> Seitentext
◇ ◇ ◇ ◇

Ein Dorf, eine Nacht, zwei Verbrechen: Während in der Nachbarschaft ein Bauernhof bis auf die Grundmauern niederbrennt, wird in der Führanlage des Reiterhofs Hochdorf eine Leiche gefunden. Dabei handelt es sich um den Augsburger Neonazi Werner Holland. Der zuständige Kommissar Tarek Breitner, ein Halb-Türke mit einer Vorliebe für Whisky-Cola aus der Dose, kommt im schwarzbraunen Hochdorf nicht gut an. Umso besser jedoch bei der Reitlehrerin Lola, die sofort in den Kreis der Hauptverdächtigen rückt.

Wer auf der Suche nach einem ganz klassischen und typischen Krimi ist, der sollte vielleicht nicht unbedingt zu „Hochdorf“ greifen. Dieses Schätzchen hier ist sehr speziell, passt für mich in keine konkrete Schublade und somit hatte es mich sofort. Ich fand das Buch genial.

Vom Grundsatz her lässt sich „Hochdorf“ natürlich schon erwartungsgemäß krimimäßig lesen, schließlich müssen zwei Verbrechen aufgeklärt werden und mit Kommissar Tarek Breitner haben wir hier auch einen echt coolen Ermittler an die Seite gestellt bekommen.

Dann gibt es hier jedoch auch diese Momente, wo ich dachte, eine ziemlich bissige Satire vor mir liegen zu haben, denn vieles wirkte schon etwas überzogen und fast übertrieben.
Hin und wieder fragte ich mich auch, ob ich nicht doch in einem abartigen Horrorthriller gelandet bin.

Kim Roberts verarbeitet in diesem Buch besonders ernste und brisante Themen. Sie tut dies schonungslos ehrlich und schleudert sie uns knallhart um die Ohren. Es wirkt fast so, als ob die Autorin uns auffordern möchte, die Augen ja nicht zu verschließen und genauer hin zu schauen.

Nein, Zuschauen scheint Kim Roberts gar nicht zu genügen. Sie nötigt uns Leser vielmehr dazu, uns mit der Abartigkeit mancher Personengruppen direkt auseinander zu setzen. Schließlich können im wahren Leben Betroffene auch nicht flüchten und Nicht-Betroffene sollten es nicht tun.
Mit Betroffenen meine ich an dieser Stelle Opfer rechtsextremer Gewalt, denn wir bekommen es hier mit Rechtsradikalen zu tun.

Das Buch war für mich von Anfang bis Ende großes Kino. Es war eine Glanzleistung im Krimi-Genre, weil ich durchweg gefesselt war und gleichzeitig war es für mich ein perfektes Präventions-Buch zum Aufrütteln.
Rechtsextreme Gewalt ist hier das Oberthema, aber wir beschäftigen uns gleichzeitig auch mit Vergewaltigungsopfern, dem Umgang mit behinderten Menschen und dem Drogensumpf.

Ich war während dem Lesen nicht selten angewidert, schockiert oder habe mich fremd geschämt, denn hier heißt es nun mal „Reality meets fiktive Geschichte“ und das war überdeutlich spürbar.

◇ ◇ ◇ ◇

Daten zum Dokumentverständnis:
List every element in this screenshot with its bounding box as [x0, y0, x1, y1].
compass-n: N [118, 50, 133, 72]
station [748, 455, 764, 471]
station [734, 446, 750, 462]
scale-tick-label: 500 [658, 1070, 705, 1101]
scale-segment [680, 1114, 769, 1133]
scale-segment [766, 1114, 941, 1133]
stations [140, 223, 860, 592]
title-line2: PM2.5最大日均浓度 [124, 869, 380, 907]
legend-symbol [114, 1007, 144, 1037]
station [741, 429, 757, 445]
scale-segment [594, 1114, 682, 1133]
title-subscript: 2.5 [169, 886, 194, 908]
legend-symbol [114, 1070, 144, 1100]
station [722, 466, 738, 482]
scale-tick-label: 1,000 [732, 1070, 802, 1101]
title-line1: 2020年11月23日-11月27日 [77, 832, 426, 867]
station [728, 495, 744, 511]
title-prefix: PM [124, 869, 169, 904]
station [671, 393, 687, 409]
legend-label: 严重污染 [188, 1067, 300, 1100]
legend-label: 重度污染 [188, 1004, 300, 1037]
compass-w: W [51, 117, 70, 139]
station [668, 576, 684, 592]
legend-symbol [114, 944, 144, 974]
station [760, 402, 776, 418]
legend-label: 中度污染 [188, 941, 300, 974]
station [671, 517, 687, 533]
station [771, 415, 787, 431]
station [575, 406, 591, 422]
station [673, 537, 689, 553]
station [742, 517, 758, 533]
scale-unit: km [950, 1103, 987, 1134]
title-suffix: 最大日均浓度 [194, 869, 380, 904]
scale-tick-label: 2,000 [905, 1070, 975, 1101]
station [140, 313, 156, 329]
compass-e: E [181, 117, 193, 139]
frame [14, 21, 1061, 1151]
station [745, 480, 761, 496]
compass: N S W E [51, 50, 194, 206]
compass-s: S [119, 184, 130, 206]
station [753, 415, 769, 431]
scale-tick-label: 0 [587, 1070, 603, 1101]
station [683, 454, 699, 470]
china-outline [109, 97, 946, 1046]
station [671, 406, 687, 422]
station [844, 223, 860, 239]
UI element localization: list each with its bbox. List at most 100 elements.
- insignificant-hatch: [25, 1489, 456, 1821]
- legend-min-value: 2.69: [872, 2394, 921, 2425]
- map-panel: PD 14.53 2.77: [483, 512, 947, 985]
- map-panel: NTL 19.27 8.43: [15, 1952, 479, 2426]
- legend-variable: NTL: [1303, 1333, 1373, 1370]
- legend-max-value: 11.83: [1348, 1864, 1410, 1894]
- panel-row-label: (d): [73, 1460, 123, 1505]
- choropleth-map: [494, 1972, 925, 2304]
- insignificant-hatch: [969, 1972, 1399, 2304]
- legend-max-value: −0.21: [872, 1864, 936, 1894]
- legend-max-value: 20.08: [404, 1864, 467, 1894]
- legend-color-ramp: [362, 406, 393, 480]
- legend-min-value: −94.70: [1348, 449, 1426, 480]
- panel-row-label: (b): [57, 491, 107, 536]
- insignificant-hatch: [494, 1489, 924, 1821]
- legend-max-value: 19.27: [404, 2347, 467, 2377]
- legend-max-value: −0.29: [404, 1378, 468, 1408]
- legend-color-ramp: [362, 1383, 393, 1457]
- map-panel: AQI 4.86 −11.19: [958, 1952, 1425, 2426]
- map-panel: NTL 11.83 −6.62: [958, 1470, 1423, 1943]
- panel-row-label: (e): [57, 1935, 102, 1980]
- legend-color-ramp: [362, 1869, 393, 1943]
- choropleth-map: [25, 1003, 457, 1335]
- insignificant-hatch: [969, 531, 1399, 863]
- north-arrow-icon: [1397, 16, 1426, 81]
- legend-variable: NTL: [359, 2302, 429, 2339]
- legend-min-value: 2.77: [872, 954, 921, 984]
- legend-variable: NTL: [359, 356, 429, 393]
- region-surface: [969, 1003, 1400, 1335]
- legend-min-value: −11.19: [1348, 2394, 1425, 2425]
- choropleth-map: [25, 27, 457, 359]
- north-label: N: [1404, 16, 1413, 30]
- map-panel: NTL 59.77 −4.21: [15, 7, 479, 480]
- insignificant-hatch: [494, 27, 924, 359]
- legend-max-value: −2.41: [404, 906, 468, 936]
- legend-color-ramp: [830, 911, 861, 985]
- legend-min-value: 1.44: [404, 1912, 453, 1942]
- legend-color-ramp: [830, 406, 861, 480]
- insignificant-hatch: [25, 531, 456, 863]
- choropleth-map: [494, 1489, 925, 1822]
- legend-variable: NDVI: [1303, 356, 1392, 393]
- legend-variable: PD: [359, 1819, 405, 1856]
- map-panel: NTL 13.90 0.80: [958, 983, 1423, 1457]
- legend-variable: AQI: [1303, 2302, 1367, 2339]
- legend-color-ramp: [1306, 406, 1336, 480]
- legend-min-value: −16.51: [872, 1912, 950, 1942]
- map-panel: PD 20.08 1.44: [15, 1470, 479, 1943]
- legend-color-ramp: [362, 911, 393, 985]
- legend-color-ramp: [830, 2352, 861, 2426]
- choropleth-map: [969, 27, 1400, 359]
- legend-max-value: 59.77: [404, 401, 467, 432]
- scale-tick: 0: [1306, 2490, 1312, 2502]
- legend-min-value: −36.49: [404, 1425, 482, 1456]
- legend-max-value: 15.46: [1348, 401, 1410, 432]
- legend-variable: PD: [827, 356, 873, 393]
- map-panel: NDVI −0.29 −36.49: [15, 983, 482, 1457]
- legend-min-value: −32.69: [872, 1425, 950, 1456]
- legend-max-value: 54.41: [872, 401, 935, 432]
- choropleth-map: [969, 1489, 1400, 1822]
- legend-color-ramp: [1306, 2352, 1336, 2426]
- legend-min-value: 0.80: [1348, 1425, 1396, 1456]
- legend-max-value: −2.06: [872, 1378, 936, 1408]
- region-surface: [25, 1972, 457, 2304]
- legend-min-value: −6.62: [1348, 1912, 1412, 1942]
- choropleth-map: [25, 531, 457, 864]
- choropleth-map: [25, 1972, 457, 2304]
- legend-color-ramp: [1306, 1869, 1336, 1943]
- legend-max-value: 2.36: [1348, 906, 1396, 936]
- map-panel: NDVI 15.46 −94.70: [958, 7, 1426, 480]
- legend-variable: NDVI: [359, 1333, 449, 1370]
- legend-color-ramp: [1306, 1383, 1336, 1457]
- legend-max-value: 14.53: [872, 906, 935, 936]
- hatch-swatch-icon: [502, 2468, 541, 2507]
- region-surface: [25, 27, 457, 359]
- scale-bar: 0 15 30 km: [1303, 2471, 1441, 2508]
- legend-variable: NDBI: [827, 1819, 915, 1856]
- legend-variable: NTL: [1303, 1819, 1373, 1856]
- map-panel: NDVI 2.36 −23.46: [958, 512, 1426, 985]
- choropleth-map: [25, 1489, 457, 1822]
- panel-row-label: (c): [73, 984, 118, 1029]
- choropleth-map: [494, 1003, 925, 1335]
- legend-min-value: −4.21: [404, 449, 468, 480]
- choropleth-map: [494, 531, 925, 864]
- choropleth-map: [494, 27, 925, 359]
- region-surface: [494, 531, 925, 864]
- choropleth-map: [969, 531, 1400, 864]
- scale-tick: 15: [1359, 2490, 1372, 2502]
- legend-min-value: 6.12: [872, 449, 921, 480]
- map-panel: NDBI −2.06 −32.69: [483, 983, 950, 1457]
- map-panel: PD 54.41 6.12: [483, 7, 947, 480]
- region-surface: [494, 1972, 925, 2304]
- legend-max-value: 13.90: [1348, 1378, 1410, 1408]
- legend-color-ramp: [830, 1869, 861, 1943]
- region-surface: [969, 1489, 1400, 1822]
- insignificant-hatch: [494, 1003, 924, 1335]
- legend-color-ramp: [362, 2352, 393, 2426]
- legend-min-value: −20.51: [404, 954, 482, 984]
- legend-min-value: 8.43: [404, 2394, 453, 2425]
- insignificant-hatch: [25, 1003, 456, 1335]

◇ ◇ ◇ ◇

> Aufgaben zum Text
1) Bitte schreiben Sie den Abschnitt des Seitentexts wortgetreu ab, der mit „Kim Roberts verarbeitet“ beginnt und mit „Präventions-Buch zum Aufrütteln.“ endet.
2) Wie heißt laut Seitentext der Neonazi, dessen Leiche in der Führanlage des Reiterhofs Hochdorf gefunden wird?
Stützen Sie sich ausschließlich auf den Seitentext.

> Erwartete Antworten
1)
Kim Roberts verarbeitet in diesem Buch besonders ernste und brisante Themen. Sie tut dies schonungslos ehrlich und schleudert sie uns knallhart um die Ohren. Es wirkt fast so, als ob die Autorin uns auffordern möchte, die Augen ja nicht zu verschließen und genauer hin zu schauen.

Nein, Zuschauen scheint Kim Roberts gar nicht zu genügen. Sie nötigt uns Leser vielmehr dazu, uns mit der Abartigkeit mancher Personengruppen direkt auseinander zu setzen. Schließlich können im wahren Leben Betroffene auch nicht flüchten und Nicht-Betroffene sollten es nicht tun.
Mit Betroffenen meine ich an dieser Stelle Opfer rechtsextremer Gewalt, denn wir bekommen es hier mit Rechtsradikalen zu tun.

Das Buch war für mich von Anfang bis Ende großes Kino. Es war eine Glanzleistung im Krimi-Genre, weil ich durchweg gefesselt war und gleichzeitig war es für mich ein perfektes Präventions-Buch zum Aufrütteln.

2) Werner Holland.